_GIVEN TASK_
For every line in the records that has the word "color", make a copy.

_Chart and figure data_
>> start

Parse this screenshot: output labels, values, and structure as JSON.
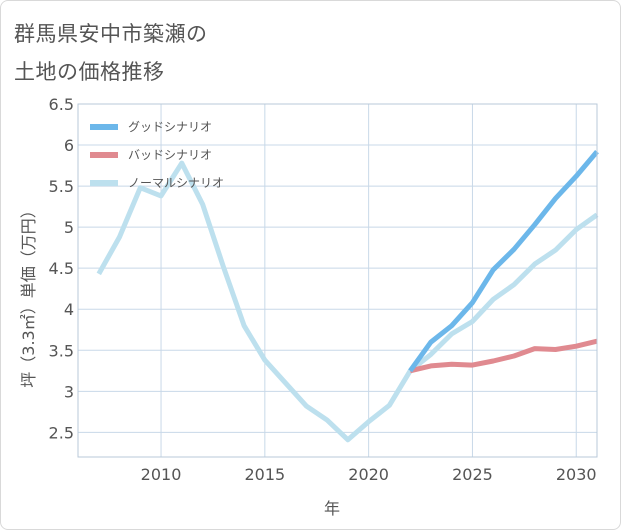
{
  "title_lines": [
    "群馬県安中市築瀬の",
    "土地の価格推移"
  ],
  "chart_data": {
    "type": "line",
    "xlabel": "年",
    "ylabel": "坪（3.3㎡）単価（万円）",
    "xlim": [
      2006,
      2031
    ],
    "ylim": [
      2.2,
      6.5
    ],
    "xticks": [
      2010,
      2015,
      2020,
      2025,
      2030
    ],
    "yticks": [
      2.5,
      3,
      3.5,
      4,
      4.5,
      5,
      5.5,
      6,
      6.5
    ],
    "ytick_labels": [
      "2.5",
      "3",
      "3.5",
      "4",
      "4.5",
      "5",
      "5.5",
      "6",
      "6.5"
    ],
    "grid": true,
    "legend_position": "top-left",
    "series": [
      {
        "name": "グッドシナリオ",
        "color": "#6cb7ea",
        "x": [
          2022,
          2023,
          2024,
          2025,
          2026,
          2027,
          2028,
          2029,
          2030,
          2031
        ],
        "values": [
          3.25,
          3.6,
          3.8,
          4.08,
          4.48,
          4.73,
          5.03,
          5.35,
          5.62,
          5.92
        ]
      },
      {
        "name": "バッドシナリオ",
        "color": "#e08a90",
        "x": [
          2022,
          2023,
          2024,
          2025,
          2026,
          2027,
          2028,
          2029,
          2030,
          2031
        ],
        "values": [
          3.25,
          3.31,
          3.33,
          3.32,
          3.37,
          3.43,
          3.52,
          3.51,
          3.55,
          3.61
        ]
      },
      {
        "name": "ノーマルシナリオ",
        "color": "#bde0ee",
        "x": [
          2007,
          2008,
          2009,
          2010,
          2011,
          2012,
          2013,
          2014,
          2015,
          2016,
          2017,
          2018,
          2019,
          2020,
          2021,
          2022,
          2023,
          2024,
          2025,
          2026,
          2027,
          2028,
          2029,
          2030,
          2031
        ],
        "values": [
          4.43,
          4.88,
          5.48,
          5.38,
          5.78,
          5.28,
          4.52,
          3.8,
          3.38,
          3.1,
          2.82,
          2.65,
          2.41,
          2.63,
          2.83,
          3.25,
          3.45,
          3.7,
          3.85,
          4.12,
          4.3,
          4.55,
          4.72,
          4.97,
          5.15
        ]
      }
    ]
  }
}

>> end

_WRITTEN ANSWER_
        "color": "#6cb7ea",
        "color": "#e08a90",
        "color": "#bde0ee",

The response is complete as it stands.